[SOURCE DATA]
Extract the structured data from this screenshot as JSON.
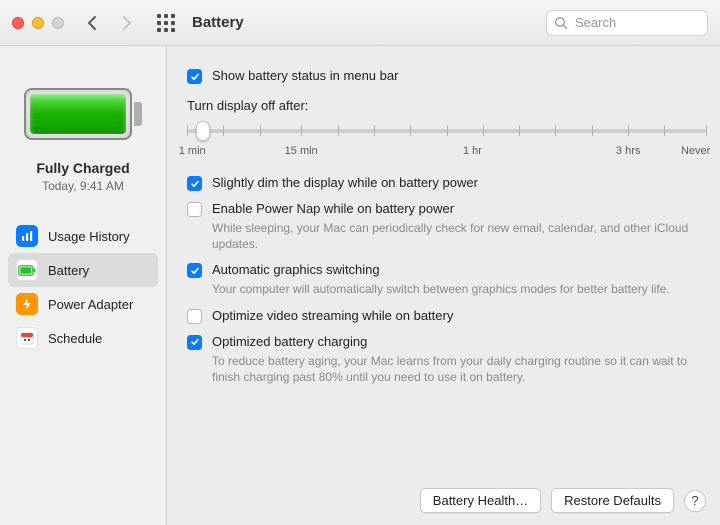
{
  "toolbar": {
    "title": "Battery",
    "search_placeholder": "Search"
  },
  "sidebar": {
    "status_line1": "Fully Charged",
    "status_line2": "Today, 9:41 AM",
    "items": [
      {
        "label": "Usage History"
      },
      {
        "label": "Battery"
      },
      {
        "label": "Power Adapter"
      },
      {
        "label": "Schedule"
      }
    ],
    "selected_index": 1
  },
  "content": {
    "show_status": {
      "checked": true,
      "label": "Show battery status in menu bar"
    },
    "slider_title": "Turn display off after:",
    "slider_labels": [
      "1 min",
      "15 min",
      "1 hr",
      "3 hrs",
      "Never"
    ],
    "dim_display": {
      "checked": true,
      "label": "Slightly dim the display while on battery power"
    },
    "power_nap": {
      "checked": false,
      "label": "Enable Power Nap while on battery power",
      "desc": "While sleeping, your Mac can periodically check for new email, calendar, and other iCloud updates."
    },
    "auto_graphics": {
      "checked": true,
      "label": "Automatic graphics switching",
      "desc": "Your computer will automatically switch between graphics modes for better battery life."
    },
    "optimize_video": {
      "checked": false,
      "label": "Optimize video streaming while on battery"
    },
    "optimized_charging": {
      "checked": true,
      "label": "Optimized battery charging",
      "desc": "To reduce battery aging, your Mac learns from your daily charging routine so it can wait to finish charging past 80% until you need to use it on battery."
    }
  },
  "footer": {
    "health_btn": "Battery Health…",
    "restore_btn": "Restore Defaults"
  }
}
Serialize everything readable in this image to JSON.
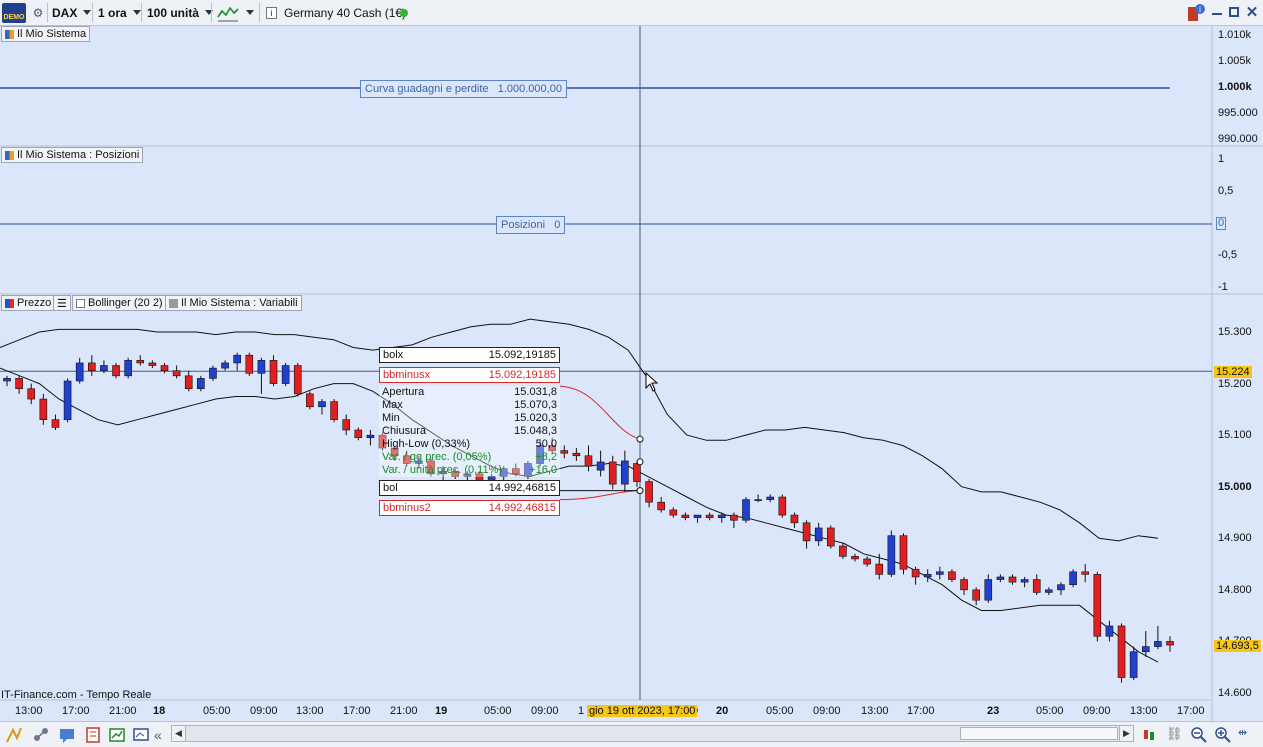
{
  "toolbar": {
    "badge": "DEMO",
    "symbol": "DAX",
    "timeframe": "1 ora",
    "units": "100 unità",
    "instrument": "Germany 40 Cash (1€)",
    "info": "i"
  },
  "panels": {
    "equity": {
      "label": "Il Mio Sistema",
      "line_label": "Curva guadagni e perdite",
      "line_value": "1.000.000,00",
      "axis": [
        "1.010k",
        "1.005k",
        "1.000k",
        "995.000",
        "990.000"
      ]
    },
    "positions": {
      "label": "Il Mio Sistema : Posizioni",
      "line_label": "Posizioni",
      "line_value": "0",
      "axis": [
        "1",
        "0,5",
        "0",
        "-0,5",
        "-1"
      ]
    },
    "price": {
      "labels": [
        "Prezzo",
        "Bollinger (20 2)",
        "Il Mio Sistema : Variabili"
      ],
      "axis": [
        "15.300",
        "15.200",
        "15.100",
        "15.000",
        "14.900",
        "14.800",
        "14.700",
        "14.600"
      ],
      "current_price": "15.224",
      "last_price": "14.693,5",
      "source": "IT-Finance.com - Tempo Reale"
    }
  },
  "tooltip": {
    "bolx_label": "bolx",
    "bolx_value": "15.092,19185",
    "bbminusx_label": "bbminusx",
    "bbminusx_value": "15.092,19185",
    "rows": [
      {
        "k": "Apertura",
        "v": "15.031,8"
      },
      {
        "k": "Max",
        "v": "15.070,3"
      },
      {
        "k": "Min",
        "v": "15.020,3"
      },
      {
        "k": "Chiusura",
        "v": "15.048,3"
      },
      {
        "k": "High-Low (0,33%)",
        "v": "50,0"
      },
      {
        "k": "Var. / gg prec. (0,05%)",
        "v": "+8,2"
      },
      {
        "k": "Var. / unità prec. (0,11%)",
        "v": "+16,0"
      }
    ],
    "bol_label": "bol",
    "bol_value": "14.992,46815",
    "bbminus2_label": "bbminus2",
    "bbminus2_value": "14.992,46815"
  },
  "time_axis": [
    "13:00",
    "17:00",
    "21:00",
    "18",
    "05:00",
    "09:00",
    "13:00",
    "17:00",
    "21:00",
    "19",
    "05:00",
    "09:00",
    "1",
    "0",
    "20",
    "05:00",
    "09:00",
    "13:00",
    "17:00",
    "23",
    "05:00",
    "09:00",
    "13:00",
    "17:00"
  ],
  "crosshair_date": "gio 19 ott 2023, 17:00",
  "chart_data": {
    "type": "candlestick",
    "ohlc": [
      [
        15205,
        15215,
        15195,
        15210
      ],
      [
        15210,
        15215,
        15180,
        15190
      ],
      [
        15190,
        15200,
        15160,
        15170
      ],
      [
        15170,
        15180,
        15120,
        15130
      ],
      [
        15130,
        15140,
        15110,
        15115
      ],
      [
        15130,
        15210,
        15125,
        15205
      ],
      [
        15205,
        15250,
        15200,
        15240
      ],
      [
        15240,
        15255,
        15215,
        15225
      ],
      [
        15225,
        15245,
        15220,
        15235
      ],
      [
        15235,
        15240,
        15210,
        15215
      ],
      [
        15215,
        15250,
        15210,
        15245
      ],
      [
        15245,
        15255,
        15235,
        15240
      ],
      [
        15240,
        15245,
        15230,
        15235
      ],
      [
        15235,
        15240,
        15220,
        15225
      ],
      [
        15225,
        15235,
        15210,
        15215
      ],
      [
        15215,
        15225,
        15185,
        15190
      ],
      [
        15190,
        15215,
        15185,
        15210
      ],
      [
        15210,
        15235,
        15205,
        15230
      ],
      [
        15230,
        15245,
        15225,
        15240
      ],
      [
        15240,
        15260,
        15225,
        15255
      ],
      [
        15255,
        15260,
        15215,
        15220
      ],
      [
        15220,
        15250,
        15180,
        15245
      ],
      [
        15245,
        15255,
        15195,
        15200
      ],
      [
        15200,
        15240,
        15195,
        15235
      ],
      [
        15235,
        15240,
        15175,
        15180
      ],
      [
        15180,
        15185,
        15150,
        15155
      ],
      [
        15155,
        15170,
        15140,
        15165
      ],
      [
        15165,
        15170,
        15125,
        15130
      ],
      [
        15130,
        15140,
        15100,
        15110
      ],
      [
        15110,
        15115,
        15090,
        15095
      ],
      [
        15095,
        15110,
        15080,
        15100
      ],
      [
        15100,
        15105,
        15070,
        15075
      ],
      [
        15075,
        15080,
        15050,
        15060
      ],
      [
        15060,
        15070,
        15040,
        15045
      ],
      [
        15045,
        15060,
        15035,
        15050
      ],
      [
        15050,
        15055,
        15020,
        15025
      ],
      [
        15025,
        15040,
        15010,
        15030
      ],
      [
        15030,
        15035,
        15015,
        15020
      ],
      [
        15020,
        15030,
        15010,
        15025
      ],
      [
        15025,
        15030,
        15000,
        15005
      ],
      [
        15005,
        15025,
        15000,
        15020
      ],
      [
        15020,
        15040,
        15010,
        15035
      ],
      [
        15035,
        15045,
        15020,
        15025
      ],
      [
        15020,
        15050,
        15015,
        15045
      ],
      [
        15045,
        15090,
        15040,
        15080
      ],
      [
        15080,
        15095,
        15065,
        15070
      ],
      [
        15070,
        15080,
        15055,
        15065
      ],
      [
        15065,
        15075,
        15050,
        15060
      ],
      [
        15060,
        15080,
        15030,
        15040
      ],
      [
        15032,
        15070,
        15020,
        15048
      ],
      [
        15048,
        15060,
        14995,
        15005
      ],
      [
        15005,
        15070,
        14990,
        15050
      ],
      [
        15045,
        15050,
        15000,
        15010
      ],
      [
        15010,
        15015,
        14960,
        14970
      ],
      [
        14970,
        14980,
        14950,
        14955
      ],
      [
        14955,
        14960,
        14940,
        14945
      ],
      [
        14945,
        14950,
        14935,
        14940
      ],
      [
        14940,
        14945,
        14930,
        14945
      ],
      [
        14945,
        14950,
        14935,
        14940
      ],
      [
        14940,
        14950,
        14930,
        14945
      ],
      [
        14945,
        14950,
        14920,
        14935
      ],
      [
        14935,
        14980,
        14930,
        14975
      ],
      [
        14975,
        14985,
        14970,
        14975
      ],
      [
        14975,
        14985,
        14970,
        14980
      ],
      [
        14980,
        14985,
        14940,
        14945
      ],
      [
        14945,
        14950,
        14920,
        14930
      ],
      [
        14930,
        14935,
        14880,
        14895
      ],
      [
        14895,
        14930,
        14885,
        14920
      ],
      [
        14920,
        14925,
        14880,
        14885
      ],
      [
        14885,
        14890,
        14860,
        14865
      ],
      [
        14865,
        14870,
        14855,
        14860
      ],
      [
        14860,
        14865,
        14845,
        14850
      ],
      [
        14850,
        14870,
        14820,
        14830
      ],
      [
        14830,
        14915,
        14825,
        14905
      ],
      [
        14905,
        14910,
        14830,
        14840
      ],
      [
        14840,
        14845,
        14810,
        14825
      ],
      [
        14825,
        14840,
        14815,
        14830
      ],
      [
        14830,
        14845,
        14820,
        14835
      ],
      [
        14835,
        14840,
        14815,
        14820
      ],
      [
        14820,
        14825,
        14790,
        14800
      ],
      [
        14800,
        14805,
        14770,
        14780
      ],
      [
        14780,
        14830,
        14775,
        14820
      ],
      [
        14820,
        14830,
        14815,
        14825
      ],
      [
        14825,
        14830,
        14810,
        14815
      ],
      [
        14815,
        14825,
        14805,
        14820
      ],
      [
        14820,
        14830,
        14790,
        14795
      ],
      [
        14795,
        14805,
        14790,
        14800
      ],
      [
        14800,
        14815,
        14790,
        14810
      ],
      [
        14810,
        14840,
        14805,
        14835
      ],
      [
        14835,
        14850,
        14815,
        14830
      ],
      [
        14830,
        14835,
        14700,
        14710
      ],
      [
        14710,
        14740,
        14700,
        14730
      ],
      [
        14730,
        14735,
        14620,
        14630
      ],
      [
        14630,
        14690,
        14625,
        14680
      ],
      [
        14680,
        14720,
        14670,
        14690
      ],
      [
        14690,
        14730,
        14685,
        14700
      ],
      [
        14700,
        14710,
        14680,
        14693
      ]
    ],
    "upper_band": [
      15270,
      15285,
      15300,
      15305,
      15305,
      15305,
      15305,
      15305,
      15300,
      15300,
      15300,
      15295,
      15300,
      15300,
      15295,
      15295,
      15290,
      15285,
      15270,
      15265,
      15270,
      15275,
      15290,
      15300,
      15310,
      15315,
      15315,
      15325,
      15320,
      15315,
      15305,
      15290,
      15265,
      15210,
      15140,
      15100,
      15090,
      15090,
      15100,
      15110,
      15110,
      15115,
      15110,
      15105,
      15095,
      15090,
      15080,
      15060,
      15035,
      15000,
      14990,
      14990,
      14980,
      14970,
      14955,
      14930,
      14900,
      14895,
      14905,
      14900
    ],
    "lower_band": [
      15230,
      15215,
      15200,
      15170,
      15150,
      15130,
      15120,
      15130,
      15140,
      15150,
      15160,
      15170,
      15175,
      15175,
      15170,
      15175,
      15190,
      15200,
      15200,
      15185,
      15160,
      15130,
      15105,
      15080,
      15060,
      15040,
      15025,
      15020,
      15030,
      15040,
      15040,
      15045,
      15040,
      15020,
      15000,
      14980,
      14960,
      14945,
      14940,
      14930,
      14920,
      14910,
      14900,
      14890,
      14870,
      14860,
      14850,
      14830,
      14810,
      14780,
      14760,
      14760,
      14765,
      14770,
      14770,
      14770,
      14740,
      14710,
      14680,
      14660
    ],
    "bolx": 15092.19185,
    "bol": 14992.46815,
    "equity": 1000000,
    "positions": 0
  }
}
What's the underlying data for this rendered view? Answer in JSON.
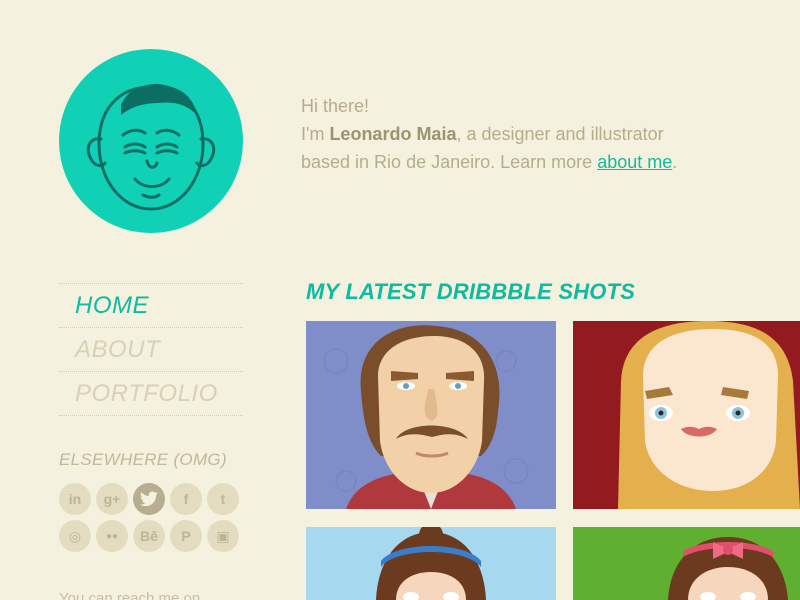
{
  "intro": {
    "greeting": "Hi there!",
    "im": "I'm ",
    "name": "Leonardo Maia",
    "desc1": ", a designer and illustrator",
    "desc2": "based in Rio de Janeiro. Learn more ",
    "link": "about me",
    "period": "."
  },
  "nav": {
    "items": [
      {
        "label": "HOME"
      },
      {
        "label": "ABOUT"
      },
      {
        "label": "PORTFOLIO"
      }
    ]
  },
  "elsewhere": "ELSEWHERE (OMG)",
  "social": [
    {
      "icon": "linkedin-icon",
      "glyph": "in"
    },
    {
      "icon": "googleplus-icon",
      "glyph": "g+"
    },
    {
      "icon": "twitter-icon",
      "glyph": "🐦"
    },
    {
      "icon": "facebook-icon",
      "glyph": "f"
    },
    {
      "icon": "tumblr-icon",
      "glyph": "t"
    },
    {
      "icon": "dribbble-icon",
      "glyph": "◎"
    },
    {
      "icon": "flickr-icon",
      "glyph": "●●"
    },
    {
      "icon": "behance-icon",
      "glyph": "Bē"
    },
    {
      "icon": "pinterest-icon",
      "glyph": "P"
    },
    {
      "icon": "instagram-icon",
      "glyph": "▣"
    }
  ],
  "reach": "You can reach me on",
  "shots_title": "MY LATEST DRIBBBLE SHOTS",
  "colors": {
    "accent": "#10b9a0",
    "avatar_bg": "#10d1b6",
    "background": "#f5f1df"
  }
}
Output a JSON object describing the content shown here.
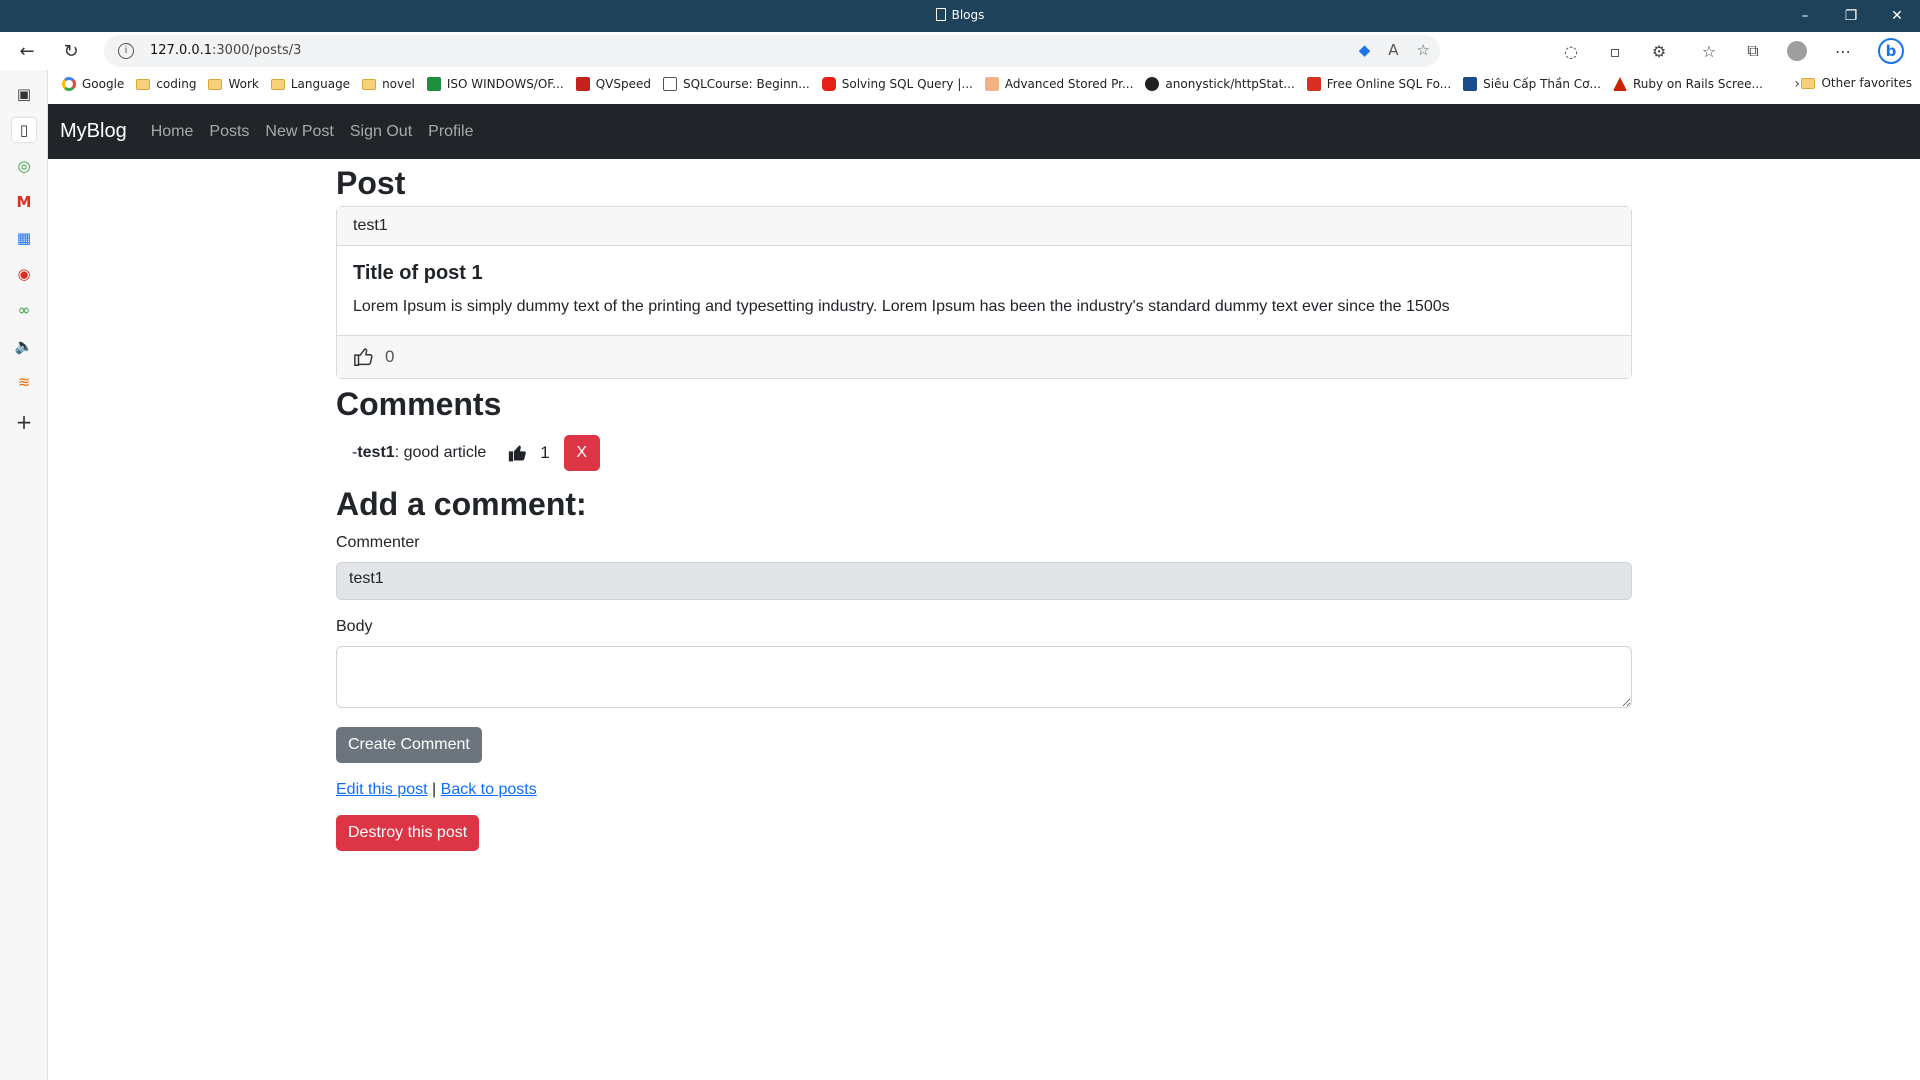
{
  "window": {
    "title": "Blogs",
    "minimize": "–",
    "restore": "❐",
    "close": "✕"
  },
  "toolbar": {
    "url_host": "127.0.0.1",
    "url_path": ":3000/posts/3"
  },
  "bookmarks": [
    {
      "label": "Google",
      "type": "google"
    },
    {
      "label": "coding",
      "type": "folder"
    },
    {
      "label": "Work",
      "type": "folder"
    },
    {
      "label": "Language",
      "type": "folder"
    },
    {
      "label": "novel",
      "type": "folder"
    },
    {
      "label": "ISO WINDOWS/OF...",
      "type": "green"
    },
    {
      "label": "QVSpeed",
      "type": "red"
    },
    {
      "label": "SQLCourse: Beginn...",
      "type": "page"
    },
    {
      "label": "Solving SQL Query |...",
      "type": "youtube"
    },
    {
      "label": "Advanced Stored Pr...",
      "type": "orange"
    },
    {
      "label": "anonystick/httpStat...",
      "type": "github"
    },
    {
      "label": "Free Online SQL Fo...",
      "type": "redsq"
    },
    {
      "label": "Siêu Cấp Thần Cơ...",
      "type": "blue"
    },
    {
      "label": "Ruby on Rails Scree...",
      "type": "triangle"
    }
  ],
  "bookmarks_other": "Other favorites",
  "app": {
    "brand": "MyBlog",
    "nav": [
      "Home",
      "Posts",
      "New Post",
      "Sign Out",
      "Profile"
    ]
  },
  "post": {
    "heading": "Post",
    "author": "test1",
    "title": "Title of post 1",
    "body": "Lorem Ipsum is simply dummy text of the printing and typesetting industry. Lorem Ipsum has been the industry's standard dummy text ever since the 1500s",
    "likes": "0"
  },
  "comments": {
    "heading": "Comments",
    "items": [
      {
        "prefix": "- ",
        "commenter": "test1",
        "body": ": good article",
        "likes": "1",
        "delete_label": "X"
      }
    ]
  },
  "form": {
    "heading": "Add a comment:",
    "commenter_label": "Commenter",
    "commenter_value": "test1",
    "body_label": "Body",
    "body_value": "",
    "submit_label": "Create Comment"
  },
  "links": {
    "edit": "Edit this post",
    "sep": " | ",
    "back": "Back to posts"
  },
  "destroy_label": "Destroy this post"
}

[WORK TO COMPLETE] Copy each line in the data that holds the word "glyph".

[WRITTEN RESPONSE]
      "glyph": "in"
      "glyph": "g+"
      "glyph": "🐦"
      "glyph": "f"
      "glyph": "t"
      "glyph": "◎"
      "glyph": "●●"
      "glyph": "Bē"
      "glyph": "P"
      "glyph": "▣"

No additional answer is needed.